CONSIGNE:
Dans le texte fourni ci-dessous, relevez tout ce que la dernière phrase attribue à la guerre, introduit par « avec ». Citez chaque expression telle qu'elle apparaît.

Ce que la chambre vote ou ne vote pas, du reste, ce n’est plus la question ; ce n’est plus qu’un incident qui se perd dans cette vie tourmentée et fiévreuse qu’elle s’est faite, où elle se débat, partagée entre l’exaspération et l’impuissance. La vérité est que cette fin de session est tout entière, non certes à des lois sérieuses, mais aux interpellations, aux collisions, aux divulgations injurieuses, aux brutalités de parole et quelquefois d’action, à cette série de scènes, de déchaînemens, où le sens moral s’émousse aussi bien que le sens politique. Ce n’est plus la vie parlementaire, c’est la guerre avec toutes ses surprises, avec ses procédés violens et sommaires, avec ses représailles implacables et sans scrupule.

DOCUMENTS FOURNIS:

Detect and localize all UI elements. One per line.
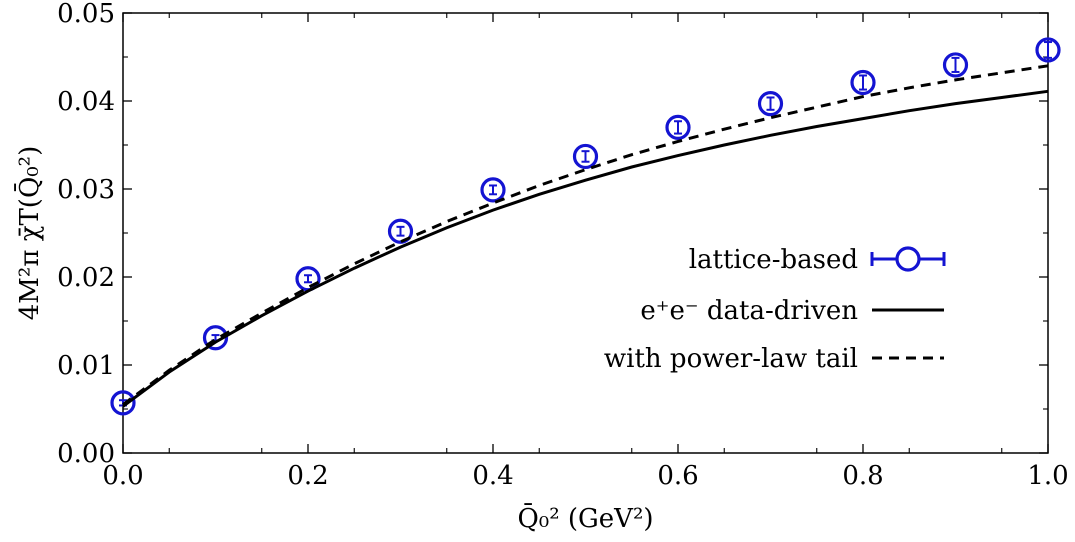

RÉPONSE:
- toutes ses surprises
- ses procédés violens et sommaires
- ses représailles implacables et sans scrupule